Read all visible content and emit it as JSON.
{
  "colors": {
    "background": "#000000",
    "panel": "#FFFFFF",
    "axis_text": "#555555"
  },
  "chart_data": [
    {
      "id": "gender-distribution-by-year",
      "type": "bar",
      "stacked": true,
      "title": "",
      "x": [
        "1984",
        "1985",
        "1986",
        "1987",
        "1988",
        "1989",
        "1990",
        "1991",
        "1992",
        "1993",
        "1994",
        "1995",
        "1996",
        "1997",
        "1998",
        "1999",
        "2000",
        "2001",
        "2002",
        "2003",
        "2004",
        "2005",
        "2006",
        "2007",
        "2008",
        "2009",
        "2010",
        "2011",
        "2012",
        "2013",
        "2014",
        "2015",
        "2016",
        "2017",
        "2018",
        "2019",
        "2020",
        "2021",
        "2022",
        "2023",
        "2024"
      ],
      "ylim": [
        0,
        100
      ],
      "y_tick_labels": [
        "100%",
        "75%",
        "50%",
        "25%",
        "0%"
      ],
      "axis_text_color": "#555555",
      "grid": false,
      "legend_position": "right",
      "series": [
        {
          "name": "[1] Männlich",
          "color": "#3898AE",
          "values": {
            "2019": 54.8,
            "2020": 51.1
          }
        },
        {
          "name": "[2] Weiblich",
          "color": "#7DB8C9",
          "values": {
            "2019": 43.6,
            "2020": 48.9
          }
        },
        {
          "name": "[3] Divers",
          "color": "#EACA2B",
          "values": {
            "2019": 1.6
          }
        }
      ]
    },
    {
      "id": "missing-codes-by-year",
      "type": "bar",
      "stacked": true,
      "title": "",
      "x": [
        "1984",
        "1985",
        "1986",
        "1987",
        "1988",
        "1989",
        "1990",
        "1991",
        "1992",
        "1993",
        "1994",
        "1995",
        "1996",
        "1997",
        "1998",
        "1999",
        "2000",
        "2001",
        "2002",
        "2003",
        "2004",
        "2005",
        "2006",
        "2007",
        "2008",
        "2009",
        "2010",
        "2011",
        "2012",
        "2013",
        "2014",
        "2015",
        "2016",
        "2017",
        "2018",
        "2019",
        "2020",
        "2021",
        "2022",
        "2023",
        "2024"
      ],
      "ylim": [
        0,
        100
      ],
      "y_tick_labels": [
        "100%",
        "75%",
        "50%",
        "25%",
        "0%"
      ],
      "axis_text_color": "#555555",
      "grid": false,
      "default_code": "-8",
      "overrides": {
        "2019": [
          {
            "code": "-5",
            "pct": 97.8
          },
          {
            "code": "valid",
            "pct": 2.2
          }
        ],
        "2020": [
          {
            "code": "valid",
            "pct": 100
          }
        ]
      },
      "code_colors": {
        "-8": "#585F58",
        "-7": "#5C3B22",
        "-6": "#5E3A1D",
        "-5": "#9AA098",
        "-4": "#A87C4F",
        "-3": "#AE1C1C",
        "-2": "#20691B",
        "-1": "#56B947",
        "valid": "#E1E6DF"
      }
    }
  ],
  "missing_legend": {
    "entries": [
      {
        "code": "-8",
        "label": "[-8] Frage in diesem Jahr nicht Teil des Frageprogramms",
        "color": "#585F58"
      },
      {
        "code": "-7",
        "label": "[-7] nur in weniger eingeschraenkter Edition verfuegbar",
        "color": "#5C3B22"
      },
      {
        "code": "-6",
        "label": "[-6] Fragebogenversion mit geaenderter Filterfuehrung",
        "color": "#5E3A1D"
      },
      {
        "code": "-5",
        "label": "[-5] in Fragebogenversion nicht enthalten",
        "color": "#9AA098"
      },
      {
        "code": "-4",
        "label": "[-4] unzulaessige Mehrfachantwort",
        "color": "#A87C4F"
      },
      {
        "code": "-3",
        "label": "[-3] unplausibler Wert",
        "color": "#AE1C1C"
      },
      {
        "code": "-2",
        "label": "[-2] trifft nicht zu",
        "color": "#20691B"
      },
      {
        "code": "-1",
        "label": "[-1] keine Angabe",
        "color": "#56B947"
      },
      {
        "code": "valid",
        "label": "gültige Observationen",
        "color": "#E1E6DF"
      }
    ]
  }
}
○ ○ ○ ○
> _EXERCISE_: Your task is to print all of the records exactly.

> _ANSWER FOR THIS EXERCISE_:
Read all visible content and emit it as JSON.
{
  "colors": {
    "background": "#000000",
    "panel": "#FFFFFF",
    "axis_text": "#555555"
  },
  "chart_data": [
    {
      "id": "gender-distribution-by-year",
      "type": "bar",
      "stacked": true,
      "title": "",
      "x": [
        "1984",
        "1985",
        "1986",
        "1987",
        "1988",
        "1989",
        "1990",
        "1991",
        "1992",
        "1993",
        "1994",
        "1995",
        "1996",
        "1997",
        "1998",
        "1999",
        "2000",
        "2001",
        "2002",
        "2003",
        "2004",
        "2005",
        "2006",
        "2007",
        "2008",
        "2009",
        "2010",
        "2011",
        "2012",
        "2013",
        "2014",
        "2015",
        "2016",
        "2017",
        "2018",
        "2019",
        "2020",
        "2021",
        "2022",
        "2023",
        "2024"
      ],
      "ylim": [
        0,
        100
      ],
      "y_tick_labels": [
        "100%",
        "75%",
        "50%",
        "25%",
        "0%"
      ],
      "axis_text_color": "#555555",
      "grid": false,
      "legend_position": "right",
      "series": [
        {
          "name": "[1] Männlich",
          "color": "#3898AE",
          "values": {
            "2019": 54.8,
            "2020": 51.1
          }
        },
        {
          "name": "[2] Weiblich",
          "color": "#7DB8C9",
          "values": {
            "2019": 43.6,
            "2020": 48.9
          }
        },
        {
          "name": "[3] Divers",
          "color": "#EACA2B",
          "values": {
            "2019": 1.6
          }
        }
      ]
    },
    {
      "id": "missing-codes-by-year",
      "type": "bar",
      "stacked": true,
      "title": "",
      "x": [
        "1984",
        "1985",
        "1986",
        "1987",
        "1988",
        "1989",
        "1990",
        "1991",
        "1992",
        "1993",
        "1994",
        "1995",
        "1996",
        "1997",
        "1998",
        "1999",
        "2000",
        "2001",
        "2002",
        "2003",
        "2004",
        "2005",
        "2006",
        "2007",
        "2008",
        "2009",
        "2010",
        "2011",
        "2012",
        "2013",
        "2014",
        "2015",
        "2016",
        "2017",
        "2018",
        "2019",
        "2020",
        "2021",
        "2022",
        "2023",
        "2024"
      ],
      "ylim": [
        0,
        100
      ],
      "y_tick_labels": [
        "100%",
        "75%",
        "50%",
        "25%",
        "0%"
      ],
      "axis_text_color": "#555555",
      "grid": false,
      "default_code": "-8",
      "overrides": {
        "2019": [
          {
            "code": "-5",
            "pct": 97.8
          },
          {
            "code": "valid",
            "pct": 2.2
          }
        ],
        "2020": [
          {
            "code": "valid",
            "pct": 100
          }
        ]
      },
      "code_colors": {
        "-8": "#585F58",
        "-7": "#5C3B22",
        "-6": "#5E3A1D",
        "-5": "#9AA098",
        "-4": "#A87C4F",
        "-3": "#AE1C1C",
        "-2": "#20691B",
        "-1": "#56B947",
        "valid": "#E1E6DF"
      }
    }
  ],
  "missing_legend": {
    "entries": [
      {
        "code": "-8",
        "label": "[-8] Frage in diesem Jahr nicht Teil des Frageprogramms",
        "color": "#585F58"
      },
      {
        "code": "-7",
        "label": "[-7] nur in weniger eingeschraenkter Edition verfuegbar",
        "color": "#5C3B22"
      },
      {
        "code": "-6",
        "label": "[-6] Fragebogenversion mit geaenderter Filterfuehrung",
        "color": "#5E3A1D"
      },
      {
        "code": "-5",
        "label": "[-5] in Fragebogenversion nicht enthalten",
        "color": "#9AA098"
      },
      {
        "code": "-4",
        "label": "[-4] unzulaessige Mehrfachantwort",
        "color": "#A87C4F"
      },
      {
        "code": "-3",
        "label": "[-3] unplausibler Wert",
        "color": "#AE1C1C"
      },
      {
        "code": "-2",
        "label": "[-2] trifft nicht zu",
        "color": "#20691B"
      },
      {
        "code": "-1",
        "label": "[-1] keine Angabe",
        "color": "#56B947"
      },
      {
        "code": "valid",
        "label": "gültige Observationen",
        "color": "#E1E6DF"
      }
    ]
  }
}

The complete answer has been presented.